Dataset
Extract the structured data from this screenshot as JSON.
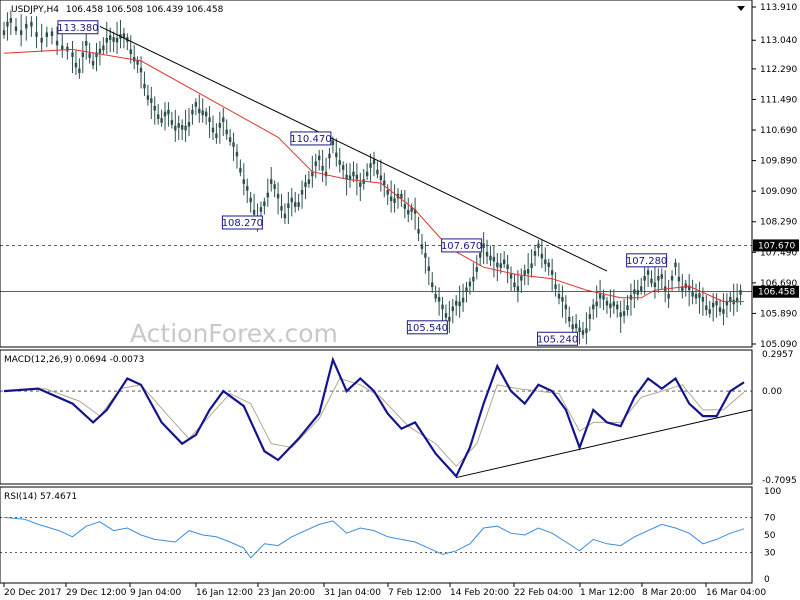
{
  "header": {
    "symbol": "USDJPY,H4",
    "ohlc": "106.458 106.508 106.439 106.458",
    "macd": "MACD(12,26,9) 0.0694 -0.0073",
    "rsi": "RSI(14) 57.4671"
  },
  "watermark": "ActionForex.com",
  "colors": {
    "price": "#2f4f4f",
    "ma": "#e0342a",
    "macd_main": "#14148c",
    "macd_signal": "#b0a890",
    "rsi": "#3c8ce0",
    "trend": "#000000",
    "price_tag_bg": "#000000"
  },
  "chart_data": [
    {
      "type": "candlestick",
      "name": "USDJPY H4",
      "ylim": [
        105.09,
        113.91
      ],
      "y_ticks": [
        "113.910",
        "113.040",
        "112.290",
        "111.490",
        "110.690",
        "109.890",
        "109.090",
        "108.290",
        "107.490",
        "106.690",
        "105.890",
        "105.090"
      ],
      "x_ticks": [
        "20 Dec 2017",
        "29 Dec 12:00",
        "9 Jan 04:00",
        "16 Jan 12:00",
        "23 Jan 20:00",
        "31 Jan 04:00",
        "7 Feb 12:00",
        "14 Feb 20:00",
        "22 Feb 04:00",
        "1 Mar 12:00",
        "8 Mar 20:00",
        "16 Mar 04:00"
      ],
      "close_points": [
        [
          0,
          113.3
        ],
        [
          2,
          113.5
        ],
        [
          5,
          113.3
        ],
        [
          8,
          113.4
        ],
        [
          11,
          113.1
        ],
        [
          14,
          113.15
        ],
        [
          17,
          112.9
        ],
        [
          20,
          112.6
        ],
        [
          22,
          112.3
        ],
        [
          24,
          112.9
        ],
        [
          26,
          112.5
        ],
        [
          28,
          112.7
        ],
        [
          30,
          113.1
        ],
        [
          32,
          113.0
        ],
        [
          34,
          113.2
        ],
        [
          36,
          113.0
        ],
        [
          38,
          112.6
        ],
        [
          40,
          112.2
        ],
        [
          42,
          111.6
        ],
        [
          44,
          111.2
        ],
        [
          46,
          111.0
        ],
        [
          48,
          111.1
        ],
        [
          50,
          110.8
        ],
        [
          52,
          110.7
        ],
        [
          54,
          110.9
        ],
        [
          56,
          111.3
        ],
        [
          58,
          111.2
        ],
        [
          60,
          110.9
        ],
        [
          62,
          110.6
        ],
        [
          64,
          110.9
        ],
        [
          66,
          110.5
        ],
        [
          68,
          110.0
        ],
        [
          70,
          109.4
        ],
        [
          72,
          108.8
        ],
        [
          74,
          108.4
        ],
        [
          76,
          108.7
        ],
        [
          78,
          109.4
        ],
        [
          80,
          108.9
        ],
        [
          82,
          108.5
        ],
        [
          84,
          108.8
        ],
        [
          86,
          108.8
        ],
        [
          88,
          109.2
        ],
        [
          90,
          109.6
        ],
        [
          92,
          109.9
        ],
        [
          94,
          109.6
        ],
        [
          96,
          110.3
        ],
        [
          98,
          109.9
        ],
        [
          100,
          109.4
        ],
        [
          102,
          109.6
        ],
        [
          104,
          109.2
        ],
        [
          106,
          109.6
        ],
        [
          108,
          109.8
        ],
        [
          110,
          109.5
        ],
        [
          112,
          109.0
        ],
        [
          114,
          108.9
        ],
        [
          116,
          108.9
        ],
        [
          118,
          108.6
        ],
        [
          120,
          108.5
        ],
        [
          122,
          107.7
        ],
        [
          124,
          107.0
        ],
        [
          126,
          106.4
        ],
        [
          128,
          106.0
        ],
        [
          130,
          105.8
        ],
        [
          132,
          106.1
        ],
        [
          134,
          106.3
        ],
        [
          136,
          106.6
        ],
        [
          138,
          107.1
        ],
        [
          140,
          107.6
        ],
        [
          142,
          107.4
        ],
        [
          144,
          107.1
        ],
        [
          146,
          107.3
        ],
        [
          148,
          106.8
        ],
        [
          150,
          106.6
        ],
        [
          152,
          106.9
        ],
        [
          154,
          107.2
        ],
        [
          156,
          107.6
        ],
        [
          158,
          107.3
        ],
        [
          160,
          106.9
        ],
        [
          162,
          106.4
        ],
        [
          164,
          106.0
        ],
        [
          166,
          105.6
        ],
        [
          168,
          105.4
        ],
        [
          170,
          105.5
        ],
        [
          172,
          106.0
        ],
        [
          174,
          106.4
        ],
        [
          176,
          106.1
        ],
        [
          178,
          106.2
        ],
        [
          180,
          105.8
        ],
        [
          182,
          106.1
        ],
        [
          184,
          106.4
        ],
        [
          186,
          106.6
        ],
        [
          188,
          106.9
        ],
        [
          190,
          106.7
        ],
        [
          192,
          106.8
        ],
        [
          194,
          106.4
        ],
        [
          196,
          107.1
        ],
        [
          198,
          106.6
        ],
        [
          200,
          106.5
        ],
        [
          202,
          106.4
        ],
        [
          204,
          106.2
        ],
        [
          206,
          106.0
        ],
        [
          208,
          106.1
        ],
        [
          210,
          106.0
        ],
        [
          212,
          106.2
        ],
        [
          214,
          106.3
        ],
        [
          216,
          106.46
        ]
      ],
      "moving_average": [
        [
          0,
          112.7
        ],
        [
          20,
          112.8
        ],
        [
          40,
          112.5
        ],
        [
          60,
          111.5
        ],
        [
          80,
          110.5
        ],
        [
          90,
          109.6
        ],
        [
          100,
          109.4
        ],
        [
          110,
          109.3
        ],
        [
          120,
          108.6
        ],
        [
          130,
          107.6
        ],
        [
          140,
          107.1
        ],
        [
          150,
          106.9
        ],
        [
          160,
          106.8
        ],
        [
          170,
          106.5
        ],
        [
          180,
          106.3
        ],
        [
          186,
          106.3
        ],
        [
          190,
          106.5
        ],
        [
          200,
          106.6
        ],
        [
          210,
          106.2
        ],
        [
          216,
          106.2
        ]
      ],
      "labels": [
        {
          "text": "113.380",
          "x": 28,
          "y": 113.38
        },
        {
          "text": "110.470",
          "x": 96,
          "y": 110.47
        },
        {
          "text": "108.270",
          "x": 76,
          "y": 108.27
        },
        {
          "text": "107.670",
          "x": 140,
          "y": 107.67
        },
        {
          "text": "105.540",
          "x": 130,
          "y": 105.54
        },
        {
          "text": "105.240",
          "x": 168,
          "y": 105.24
        },
        {
          "text": "107.280",
          "x": 194,
          "y": 107.28
        }
      ],
      "hlines": [
        {
          "y": 107.67,
          "label": "107.670",
          "style": "dashed"
        },
        {
          "y": 106.458,
          "label": "106.458",
          "style": "solid"
        }
      ],
      "trendline": [
        [
          28,
          113.4
        ],
        [
          176,
          107.0
        ]
      ]
    },
    {
      "type": "line",
      "name": "MACD(12,26,9)",
      "ylim": [
        -0.7095,
        0.2957
      ],
      "y_ticks": [
        "0.2957",
        "0.00",
        "-0.7095"
      ],
      "zero_line": 0.0,
      "series": [
        {
          "role": "main",
          "points": [
            [
              0,
              0.0
            ],
            [
              10,
              0.02
            ],
            [
              20,
              -0.1
            ],
            [
              26,
              -0.25
            ],
            [
              30,
              -0.15
            ],
            [
              36,
              0.1
            ],
            [
              40,
              0.05
            ],
            [
              46,
              -0.25
            ],
            [
              52,
              -0.42
            ],
            [
              56,
              -0.35
            ],
            [
              60,
              -0.15
            ],
            [
              64,
              0.0
            ],
            [
              70,
              -0.12
            ],
            [
              76,
              -0.48
            ],
            [
              80,
              -0.55
            ],
            [
              86,
              -0.38
            ],
            [
              92,
              -0.18
            ],
            [
              96,
              0.25
            ],
            [
              100,
              0.0
            ],
            [
              104,
              0.1
            ],
            [
              108,
              0.0
            ],
            [
              112,
              -0.18
            ],
            [
              116,
              -0.3
            ],
            [
              120,
              -0.25
            ],
            [
              126,
              -0.5
            ],
            [
              130,
              -0.62
            ],
            [
              132,
              -0.68
            ],
            [
              136,
              -0.45
            ],
            [
              140,
              -0.1
            ],
            [
              144,
              0.2
            ],
            [
              148,
              0.0
            ],
            [
              152,
              -0.1
            ],
            [
              156,
              0.05
            ],
            [
              160,
              0.0
            ],
            [
              164,
              -0.15
            ],
            [
              168,
              -0.45
            ],
            [
              172,
              -0.15
            ],
            [
              176,
              -0.25
            ],
            [
              180,
              -0.28
            ],
            [
              184,
              -0.05
            ],
            [
              188,
              0.1
            ],
            [
              192,
              0.02
            ],
            [
              196,
              0.1
            ],
            [
              200,
              -0.1
            ],
            [
              204,
              -0.2
            ],
            [
              208,
              -0.2
            ],
            [
              212,
              0.0
            ],
            [
              216,
              0.07
            ]
          ]
        },
        {
          "role": "signal",
          "points": [
            [
              0,
              0.0
            ],
            [
              12,
              0.02
            ],
            [
              22,
              -0.08
            ],
            [
              28,
              -0.2
            ],
            [
              34,
              0.02
            ],
            [
              40,
              0.05
            ],
            [
              48,
              -0.2
            ],
            [
              54,
              -0.38
            ],
            [
              60,
              -0.2
            ],
            [
              66,
              -0.02
            ],
            [
              72,
              -0.1
            ],
            [
              78,
              -0.42
            ],
            [
              84,
              -0.45
            ],
            [
              92,
              -0.22
            ],
            [
              98,
              0.1
            ],
            [
              104,
              0.05
            ],
            [
              110,
              -0.05
            ],
            [
              118,
              -0.28
            ],
            [
              126,
              -0.42
            ],
            [
              132,
              -0.6
            ],
            [
              138,
              -0.42
            ],
            [
              144,
              0.05
            ],
            [
              150,
              0.02
            ],
            [
              156,
              0.0
            ],
            [
              162,
              -0.02
            ],
            [
              168,
              -0.32
            ],
            [
              172,
              -0.25
            ],
            [
              180,
              -0.25
            ],
            [
              186,
              -0.05
            ],
            [
              192,
              0.0
            ],
            [
              198,
              0.05
            ],
            [
              204,
              -0.15
            ],
            [
              210,
              -0.15
            ],
            [
              216,
              -0.01
            ]
          ]
        }
      ],
      "trendline": [
        [
          132,
          -0.69
        ],
        [
          220,
          -0.15
        ]
      ]
    },
    {
      "type": "line",
      "name": "RSI(14)",
      "ylim": [
        0,
        100
      ],
      "y_ticks": [
        "100",
        "70",
        "50",
        "30",
        "0"
      ],
      "levels": [
        70,
        30
      ],
      "series": [
        {
          "role": "rsi",
          "points": [
            [
              0,
              70
            ],
            [
              6,
              68
            ],
            [
              10,
              62
            ],
            [
              16,
              55
            ],
            [
              20,
              48
            ],
            [
              24,
              60
            ],
            [
              28,
              65
            ],
            [
              32,
              55
            ],
            [
              36,
              58
            ],
            [
              40,
              50
            ],
            [
              44,
              45
            ],
            [
              50,
              42
            ],
            [
              54,
              55
            ],
            [
              58,
              50
            ],
            [
              62,
              48
            ],
            [
              66,
              42
            ],
            [
              70,
              35
            ],
            [
              72,
              24
            ],
            [
              76,
              40
            ],
            [
              80,
              38
            ],
            [
              84,
              48
            ],
            [
              88,
              55
            ],
            [
              92,
              62
            ],
            [
              96,
              66
            ],
            [
              100,
              52
            ],
            [
              104,
              58
            ],
            [
              108,
              55
            ],
            [
              112,
              48
            ],
            [
              116,
              45
            ],
            [
              120,
              42
            ],
            [
              124,
              35
            ],
            [
              128,
              28
            ],
            [
              132,
              32
            ],
            [
              136,
              40
            ],
            [
              140,
              58
            ],
            [
              144,
              60
            ],
            [
              148,
              52
            ],
            [
              152,
              50
            ],
            [
              156,
              58
            ],
            [
              160,
              52
            ],
            [
              164,
              42
            ],
            [
              168,
              32
            ],
            [
              172,
              45
            ],
            [
              176,
              40
            ],
            [
              180,
              38
            ],
            [
              184,
              48
            ],
            [
              188,
              55
            ],
            [
              192,
              62
            ],
            [
              196,
              58
            ],
            [
              200,
              52
            ],
            [
              204,
              40
            ],
            [
              208,
              45
            ],
            [
              212,
              52
            ],
            [
              216,
              57
            ]
          ]
        }
      ]
    }
  ]
}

Directions for this task
Select from the material above each line in which the string "name" appears, and list those lines.

Finished task
      "name": "USDJPY H4",
      "name": "MACD(12,26,9)",
      "name": "RSI(14)",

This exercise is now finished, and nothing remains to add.